→ **Action item**
Continue the news report on The Health Lottery's share of ticket sales for charity, starting right after its last sentence.

The Health Lottery has indicated that it intends to make permanent a Covid-19-related increase in the proportion of its ticket sales that go to charity, parliament heard this morning.
Donald Macrae, promoter at The Health Lottery, told MPs on the Digital, Culture, Media and Sport Committee that he “can’t see us going backwards” on the percentage of sales given to good causes.
That figure stands at 25.5 per cent after it was raised from 20.3 per cent in 2020 “in response to the pandemic”, Macrae said.
He did not respond directly when asked to make “a very firm commitment” to a permanent increase, but said The Health Lottery was “in the business of trying to raise money for good causes”.
Earlier in the hearing, which is part of the committee’s ongoing inquiry into the future of The National Lottery, Macrae claimed some charities could only deliver National Lottery-backed projects because of society lotteries’ focus on unrestricted funding.
He said: “The National Lottery [Community Fund] tends to give restricted funding for particular projects or to carry out particular activities.

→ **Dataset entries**
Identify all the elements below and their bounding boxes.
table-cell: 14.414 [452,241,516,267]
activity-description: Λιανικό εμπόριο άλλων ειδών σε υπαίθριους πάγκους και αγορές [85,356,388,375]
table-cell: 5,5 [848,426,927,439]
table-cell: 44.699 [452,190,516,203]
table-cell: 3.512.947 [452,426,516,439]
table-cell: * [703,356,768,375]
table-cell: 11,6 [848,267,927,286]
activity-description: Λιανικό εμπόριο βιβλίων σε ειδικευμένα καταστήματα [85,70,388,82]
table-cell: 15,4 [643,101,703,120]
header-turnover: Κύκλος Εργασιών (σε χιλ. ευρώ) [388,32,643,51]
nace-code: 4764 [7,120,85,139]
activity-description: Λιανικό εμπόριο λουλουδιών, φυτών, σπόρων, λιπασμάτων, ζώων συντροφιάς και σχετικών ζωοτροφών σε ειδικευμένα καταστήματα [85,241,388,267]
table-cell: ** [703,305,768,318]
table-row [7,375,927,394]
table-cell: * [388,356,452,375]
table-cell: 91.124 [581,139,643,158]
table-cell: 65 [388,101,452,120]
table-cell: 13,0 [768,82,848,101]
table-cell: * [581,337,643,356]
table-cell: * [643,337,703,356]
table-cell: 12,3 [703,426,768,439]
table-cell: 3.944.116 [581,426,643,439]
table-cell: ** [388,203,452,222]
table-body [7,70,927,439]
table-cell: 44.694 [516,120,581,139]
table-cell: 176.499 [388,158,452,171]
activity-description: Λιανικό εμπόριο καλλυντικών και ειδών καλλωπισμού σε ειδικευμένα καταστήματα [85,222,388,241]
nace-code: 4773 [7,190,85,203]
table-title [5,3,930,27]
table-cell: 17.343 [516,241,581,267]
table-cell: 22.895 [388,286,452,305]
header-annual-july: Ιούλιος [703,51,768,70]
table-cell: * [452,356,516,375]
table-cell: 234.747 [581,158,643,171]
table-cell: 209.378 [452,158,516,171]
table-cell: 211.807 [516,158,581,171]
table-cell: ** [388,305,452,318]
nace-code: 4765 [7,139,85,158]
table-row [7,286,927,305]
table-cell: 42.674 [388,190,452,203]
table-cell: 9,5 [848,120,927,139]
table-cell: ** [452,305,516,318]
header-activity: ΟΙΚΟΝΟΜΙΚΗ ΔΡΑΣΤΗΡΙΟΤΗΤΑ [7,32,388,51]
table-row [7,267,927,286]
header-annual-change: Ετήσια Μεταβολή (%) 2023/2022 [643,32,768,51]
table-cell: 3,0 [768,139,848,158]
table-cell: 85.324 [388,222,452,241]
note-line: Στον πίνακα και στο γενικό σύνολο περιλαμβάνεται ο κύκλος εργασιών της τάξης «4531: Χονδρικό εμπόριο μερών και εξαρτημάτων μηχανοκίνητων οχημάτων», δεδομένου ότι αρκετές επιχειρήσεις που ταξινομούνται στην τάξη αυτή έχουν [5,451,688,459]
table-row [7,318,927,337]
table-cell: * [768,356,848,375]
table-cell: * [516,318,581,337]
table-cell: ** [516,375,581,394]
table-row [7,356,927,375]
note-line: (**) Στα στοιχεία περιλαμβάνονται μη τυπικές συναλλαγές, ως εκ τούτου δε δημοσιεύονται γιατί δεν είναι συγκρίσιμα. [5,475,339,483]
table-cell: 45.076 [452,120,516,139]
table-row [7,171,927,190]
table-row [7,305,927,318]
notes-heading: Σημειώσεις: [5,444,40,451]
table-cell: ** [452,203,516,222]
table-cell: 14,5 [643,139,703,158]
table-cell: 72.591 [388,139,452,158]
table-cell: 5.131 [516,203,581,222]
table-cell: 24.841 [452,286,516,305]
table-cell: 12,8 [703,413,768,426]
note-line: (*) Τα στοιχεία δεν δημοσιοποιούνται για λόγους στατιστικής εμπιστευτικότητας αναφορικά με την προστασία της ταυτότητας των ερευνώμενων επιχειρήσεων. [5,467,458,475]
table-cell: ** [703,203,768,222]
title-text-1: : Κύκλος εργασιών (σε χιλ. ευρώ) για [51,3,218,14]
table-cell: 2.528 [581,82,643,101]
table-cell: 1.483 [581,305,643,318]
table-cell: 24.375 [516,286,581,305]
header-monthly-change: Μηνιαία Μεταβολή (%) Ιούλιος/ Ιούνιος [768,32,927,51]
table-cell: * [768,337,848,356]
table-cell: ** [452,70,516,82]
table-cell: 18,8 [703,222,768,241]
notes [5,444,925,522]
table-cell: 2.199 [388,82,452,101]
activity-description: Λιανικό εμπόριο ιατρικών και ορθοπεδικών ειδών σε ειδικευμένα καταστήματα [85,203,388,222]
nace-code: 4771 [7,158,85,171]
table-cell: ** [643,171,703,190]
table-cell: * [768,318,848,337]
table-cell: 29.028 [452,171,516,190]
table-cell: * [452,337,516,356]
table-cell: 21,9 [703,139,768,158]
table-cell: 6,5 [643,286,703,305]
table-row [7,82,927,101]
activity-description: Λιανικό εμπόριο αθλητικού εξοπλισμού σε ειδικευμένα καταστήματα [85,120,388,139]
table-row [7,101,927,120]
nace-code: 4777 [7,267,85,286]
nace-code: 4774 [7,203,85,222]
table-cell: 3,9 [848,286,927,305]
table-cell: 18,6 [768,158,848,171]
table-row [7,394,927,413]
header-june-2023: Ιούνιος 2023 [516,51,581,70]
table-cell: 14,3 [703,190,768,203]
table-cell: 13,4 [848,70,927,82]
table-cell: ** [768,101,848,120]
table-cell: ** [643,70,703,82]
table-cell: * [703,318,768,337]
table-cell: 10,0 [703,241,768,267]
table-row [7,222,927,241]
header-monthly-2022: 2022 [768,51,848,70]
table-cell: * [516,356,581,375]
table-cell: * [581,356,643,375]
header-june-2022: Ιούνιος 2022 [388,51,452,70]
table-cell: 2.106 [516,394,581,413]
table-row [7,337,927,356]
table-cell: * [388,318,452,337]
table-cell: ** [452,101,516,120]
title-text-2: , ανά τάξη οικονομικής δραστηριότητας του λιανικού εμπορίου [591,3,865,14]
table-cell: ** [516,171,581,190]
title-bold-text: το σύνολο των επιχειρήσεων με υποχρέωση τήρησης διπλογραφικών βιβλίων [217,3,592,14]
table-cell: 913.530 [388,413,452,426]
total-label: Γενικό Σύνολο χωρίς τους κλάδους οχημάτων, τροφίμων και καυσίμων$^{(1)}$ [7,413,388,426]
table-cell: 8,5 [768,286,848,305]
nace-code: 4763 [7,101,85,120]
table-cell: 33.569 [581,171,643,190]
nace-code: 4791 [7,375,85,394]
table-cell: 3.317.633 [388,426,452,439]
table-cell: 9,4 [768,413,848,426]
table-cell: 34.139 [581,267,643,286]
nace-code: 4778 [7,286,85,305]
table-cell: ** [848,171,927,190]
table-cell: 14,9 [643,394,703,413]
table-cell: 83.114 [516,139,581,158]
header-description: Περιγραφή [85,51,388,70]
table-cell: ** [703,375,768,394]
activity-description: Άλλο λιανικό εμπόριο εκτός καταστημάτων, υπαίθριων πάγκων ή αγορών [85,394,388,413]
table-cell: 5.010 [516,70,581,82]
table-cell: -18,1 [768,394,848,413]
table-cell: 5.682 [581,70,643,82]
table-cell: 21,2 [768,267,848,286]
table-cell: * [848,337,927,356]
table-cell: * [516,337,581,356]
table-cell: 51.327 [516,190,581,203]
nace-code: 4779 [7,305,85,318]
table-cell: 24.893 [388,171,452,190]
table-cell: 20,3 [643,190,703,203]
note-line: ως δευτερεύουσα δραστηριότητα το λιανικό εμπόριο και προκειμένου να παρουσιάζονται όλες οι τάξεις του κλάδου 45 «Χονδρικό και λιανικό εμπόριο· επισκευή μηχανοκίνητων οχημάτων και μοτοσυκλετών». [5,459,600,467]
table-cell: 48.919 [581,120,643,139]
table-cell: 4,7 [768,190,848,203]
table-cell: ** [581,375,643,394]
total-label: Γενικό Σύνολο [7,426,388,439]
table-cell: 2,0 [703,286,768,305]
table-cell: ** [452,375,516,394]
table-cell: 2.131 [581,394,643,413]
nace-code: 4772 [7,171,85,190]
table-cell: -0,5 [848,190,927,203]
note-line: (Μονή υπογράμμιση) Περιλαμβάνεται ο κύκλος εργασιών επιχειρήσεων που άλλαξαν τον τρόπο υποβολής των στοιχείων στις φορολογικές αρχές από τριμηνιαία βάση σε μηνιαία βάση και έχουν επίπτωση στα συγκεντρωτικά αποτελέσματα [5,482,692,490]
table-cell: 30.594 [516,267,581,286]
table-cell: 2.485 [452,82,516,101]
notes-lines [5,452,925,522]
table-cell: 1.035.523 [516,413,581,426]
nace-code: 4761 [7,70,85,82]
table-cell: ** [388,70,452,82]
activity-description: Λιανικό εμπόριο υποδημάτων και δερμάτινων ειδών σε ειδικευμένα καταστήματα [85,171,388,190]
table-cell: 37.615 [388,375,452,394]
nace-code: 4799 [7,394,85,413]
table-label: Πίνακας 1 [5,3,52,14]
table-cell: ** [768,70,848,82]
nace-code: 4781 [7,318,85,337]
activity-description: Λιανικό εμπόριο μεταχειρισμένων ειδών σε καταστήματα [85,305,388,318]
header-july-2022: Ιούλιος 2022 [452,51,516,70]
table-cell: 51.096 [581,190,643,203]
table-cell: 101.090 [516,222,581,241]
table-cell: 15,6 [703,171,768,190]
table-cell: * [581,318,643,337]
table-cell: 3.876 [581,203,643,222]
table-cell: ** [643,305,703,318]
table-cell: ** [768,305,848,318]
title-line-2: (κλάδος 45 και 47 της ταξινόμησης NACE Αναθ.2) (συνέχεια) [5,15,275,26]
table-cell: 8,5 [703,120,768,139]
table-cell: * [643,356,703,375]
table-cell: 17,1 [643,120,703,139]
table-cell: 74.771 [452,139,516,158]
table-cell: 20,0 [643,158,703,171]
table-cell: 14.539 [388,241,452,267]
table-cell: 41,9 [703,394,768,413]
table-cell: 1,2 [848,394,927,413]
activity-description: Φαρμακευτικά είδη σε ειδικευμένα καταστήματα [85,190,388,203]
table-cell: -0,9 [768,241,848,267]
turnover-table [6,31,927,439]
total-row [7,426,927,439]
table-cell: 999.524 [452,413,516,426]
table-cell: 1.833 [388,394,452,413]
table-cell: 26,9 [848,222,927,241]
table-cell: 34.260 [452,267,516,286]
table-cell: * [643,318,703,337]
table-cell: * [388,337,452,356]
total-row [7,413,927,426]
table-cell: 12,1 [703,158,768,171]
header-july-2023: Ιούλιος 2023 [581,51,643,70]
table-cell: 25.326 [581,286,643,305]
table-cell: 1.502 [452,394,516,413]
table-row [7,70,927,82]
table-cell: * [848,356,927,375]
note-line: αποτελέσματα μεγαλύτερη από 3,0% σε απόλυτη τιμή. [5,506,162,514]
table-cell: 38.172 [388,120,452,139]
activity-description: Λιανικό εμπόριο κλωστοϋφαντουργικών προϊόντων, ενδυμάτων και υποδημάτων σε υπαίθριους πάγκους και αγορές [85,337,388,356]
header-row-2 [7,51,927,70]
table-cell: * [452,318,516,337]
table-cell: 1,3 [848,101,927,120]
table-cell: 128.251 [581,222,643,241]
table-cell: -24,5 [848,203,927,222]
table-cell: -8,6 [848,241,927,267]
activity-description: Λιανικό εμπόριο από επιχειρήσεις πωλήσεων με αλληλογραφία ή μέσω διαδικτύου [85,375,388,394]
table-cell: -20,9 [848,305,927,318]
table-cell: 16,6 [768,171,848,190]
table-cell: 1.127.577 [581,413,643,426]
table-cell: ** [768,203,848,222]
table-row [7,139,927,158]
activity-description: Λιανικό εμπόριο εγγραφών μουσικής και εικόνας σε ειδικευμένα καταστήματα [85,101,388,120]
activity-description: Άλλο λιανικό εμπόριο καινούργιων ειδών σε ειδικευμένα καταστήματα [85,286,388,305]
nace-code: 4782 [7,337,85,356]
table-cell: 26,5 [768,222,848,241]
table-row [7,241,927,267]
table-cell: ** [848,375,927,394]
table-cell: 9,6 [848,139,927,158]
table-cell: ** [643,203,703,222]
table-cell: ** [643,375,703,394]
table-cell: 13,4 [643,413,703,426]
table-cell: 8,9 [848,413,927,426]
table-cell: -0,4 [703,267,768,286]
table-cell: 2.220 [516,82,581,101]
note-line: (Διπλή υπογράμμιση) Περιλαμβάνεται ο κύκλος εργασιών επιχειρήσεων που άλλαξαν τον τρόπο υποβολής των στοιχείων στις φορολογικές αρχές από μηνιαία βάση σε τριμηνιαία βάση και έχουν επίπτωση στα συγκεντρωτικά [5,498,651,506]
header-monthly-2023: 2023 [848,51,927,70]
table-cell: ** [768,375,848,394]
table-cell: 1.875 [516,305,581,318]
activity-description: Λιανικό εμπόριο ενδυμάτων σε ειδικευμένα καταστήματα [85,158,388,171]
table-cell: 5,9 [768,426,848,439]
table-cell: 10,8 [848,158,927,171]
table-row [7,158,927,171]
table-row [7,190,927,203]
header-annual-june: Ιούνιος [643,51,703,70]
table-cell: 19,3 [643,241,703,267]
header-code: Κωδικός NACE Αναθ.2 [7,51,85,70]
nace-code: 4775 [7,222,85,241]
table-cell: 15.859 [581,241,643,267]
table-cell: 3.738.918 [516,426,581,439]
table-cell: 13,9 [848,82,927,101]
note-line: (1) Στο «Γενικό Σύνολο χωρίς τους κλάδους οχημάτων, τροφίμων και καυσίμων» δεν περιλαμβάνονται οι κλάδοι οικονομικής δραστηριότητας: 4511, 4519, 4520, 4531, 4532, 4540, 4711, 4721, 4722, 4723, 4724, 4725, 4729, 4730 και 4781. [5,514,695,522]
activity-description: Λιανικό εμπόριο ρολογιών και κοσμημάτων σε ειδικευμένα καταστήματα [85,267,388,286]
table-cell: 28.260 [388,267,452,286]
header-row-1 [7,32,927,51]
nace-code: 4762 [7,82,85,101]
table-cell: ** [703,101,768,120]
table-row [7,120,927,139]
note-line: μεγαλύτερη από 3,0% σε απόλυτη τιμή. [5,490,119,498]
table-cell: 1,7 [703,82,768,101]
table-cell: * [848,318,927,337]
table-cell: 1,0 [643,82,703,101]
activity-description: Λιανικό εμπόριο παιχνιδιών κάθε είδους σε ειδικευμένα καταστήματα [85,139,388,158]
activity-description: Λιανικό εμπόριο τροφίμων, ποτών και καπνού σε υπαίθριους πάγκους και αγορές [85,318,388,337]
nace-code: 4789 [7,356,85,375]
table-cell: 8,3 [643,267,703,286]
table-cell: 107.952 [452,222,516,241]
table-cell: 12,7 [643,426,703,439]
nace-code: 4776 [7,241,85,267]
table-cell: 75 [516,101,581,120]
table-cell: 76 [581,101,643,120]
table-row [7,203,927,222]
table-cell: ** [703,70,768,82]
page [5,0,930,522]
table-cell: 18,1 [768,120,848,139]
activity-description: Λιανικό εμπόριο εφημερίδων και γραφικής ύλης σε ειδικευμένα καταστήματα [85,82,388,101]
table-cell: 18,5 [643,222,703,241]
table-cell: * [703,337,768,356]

→ **Written response**
“Society lotteries provide far more unrestricted funding, which allows the charities simply to exist, so that they can pay staff, they can pay rent, etc.”
Macrae added that, as a result, “society lotteries are there providing a lot of the funding that allows these charities to actually deliver some of the National Lottery [Community Fund] projects that they also have”.
Giving evidence on the same panel, Clara Govier, managing director of the People’s Postcode Lottery, said the trusts awarding money raised from PPL were “aligned” on “making sure the majority is unrestricted, long-term, relation-based funding”.
Asked by MPs about the “combative” relationship between society lotteries and Camelot, the company that has run the National Lottery for 30 years, Tony Vick, chair of the Lotteries Council, said: “They have not been the easiest partners to work with in the sector.”
Camelot has launched a legal appeal against the decision.